> DIRECTIVE
Carry none of the pictures over; write out the complete data exactly.

Records
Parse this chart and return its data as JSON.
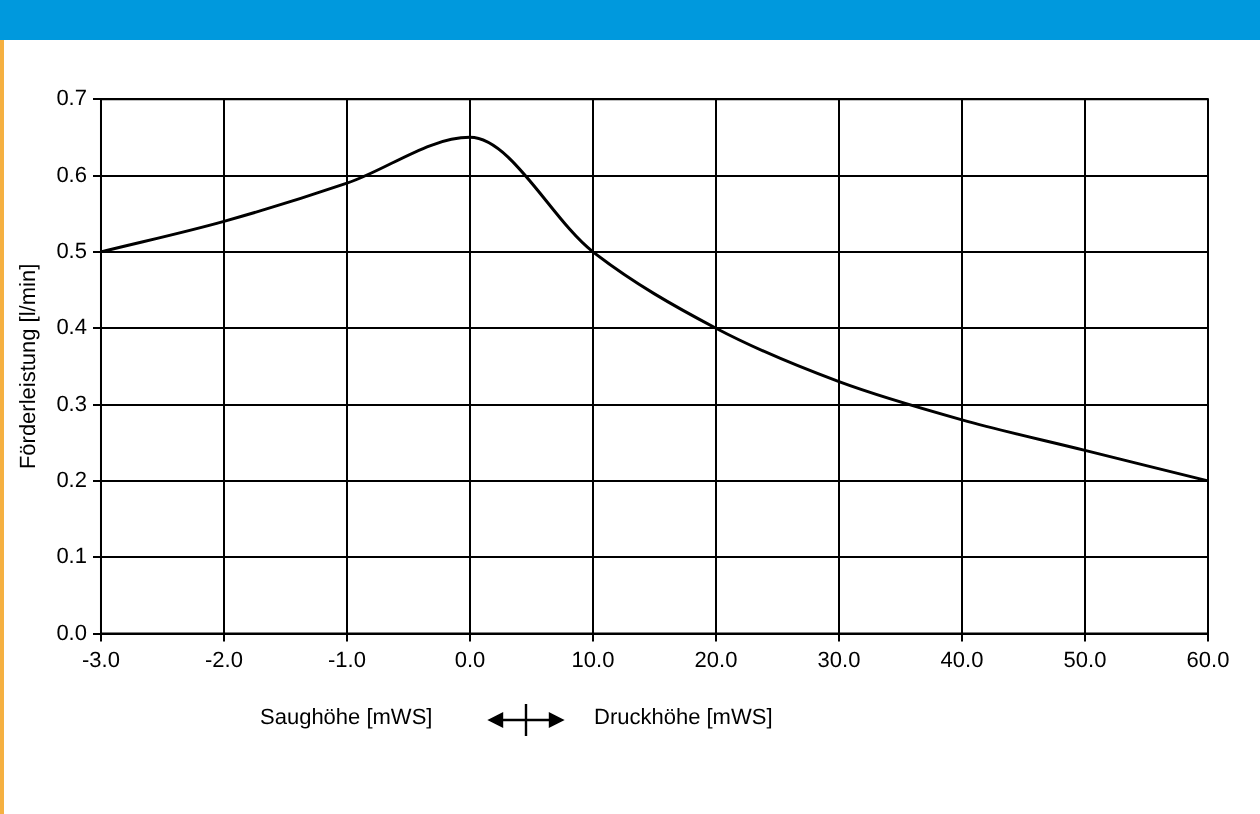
{
  "chart_data": {
    "type": "line",
    "ylabel": "Förderleistung [l/min]",
    "categories": [
      "-3.0",
      "-2.0",
      "-1.0",
      "0.0",
      "10.0",
      "20.0",
      "30.0",
      "40.0",
      "50.0",
      "60.0"
    ],
    "series": [
      {
        "color": "#000000",
        "values": [
          0.5,
          0.54,
          0.59,
          0.65,
          0.5,
          0.4,
          0.33,
          0.28,
          0.24,
          0.2
        ]
      }
    ],
    "ylim": [
      0,
      0.7
    ],
    "yticks": [
      {
        "value": 0,
        "label": "0.0"
      },
      {
        "value": 0.1,
        "label": "0.1"
      },
      {
        "value": 0.2,
        "label": "0.2"
      },
      {
        "value": 0.3,
        "label": "0.3"
      },
      {
        "value": 0.4,
        "label": "0.4"
      },
      {
        "value": 0.5,
        "label": "0.5"
      },
      {
        "value": 0.6,
        "label": "0.6"
      },
      {
        "value": 0.7,
        "label": "0.7"
      }
    ],
    "annotations": [
      "Saughöhe [mWS]",
      "Druckhöhe [mWS]"
    ],
    "grid": true,
    "legend": false,
    "marker": "none",
    "line_style": "solid"
  }
}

> CORRECT OUTPUT
Parse this chart and return its data as JSON.
{
  "chart_data": {
    "type": "line",
    "ylabel": "Förderleistung [l/min]",
    "categories": [
      "-3.0",
      "-2.0",
      "-1.0",
      "0.0",
      "10.0",
      "20.0",
      "30.0",
      "40.0",
      "50.0",
      "60.0"
    ],
    "series": [
      {
        "color": "#000000",
        "values": [
          0.5,
          0.54,
          0.59,
          0.65,
          0.5,
          0.4,
          0.33,
          0.28,
          0.24,
          0.2
        ]
      }
    ],
    "ylim": [
      0,
      0.7
    ],
    "yticks": [
      {
        "value": 0,
        "label": "0.0"
      },
      {
        "value": 0.1,
        "label": "0.1"
      },
      {
        "value": 0.2,
        "label": "0.2"
      },
      {
        "value": 0.3,
        "label": "0.3"
      },
      {
        "value": 0.4,
        "label": "0.4"
      },
      {
        "value": 0.5,
        "label": "0.5"
      },
      {
        "value": 0.6,
        "label": "0.6"
      },
      {
        "value": 0.7,
        "label": "0.7"
      }
    ],
    "annotations": [
      "Saughöhe [mWS]",
      "Druckhöhe [mWS]"
    ],
    "grid": true,
    "legend": false,
    "marker": "none",
    "line_style": "solid"
  }
}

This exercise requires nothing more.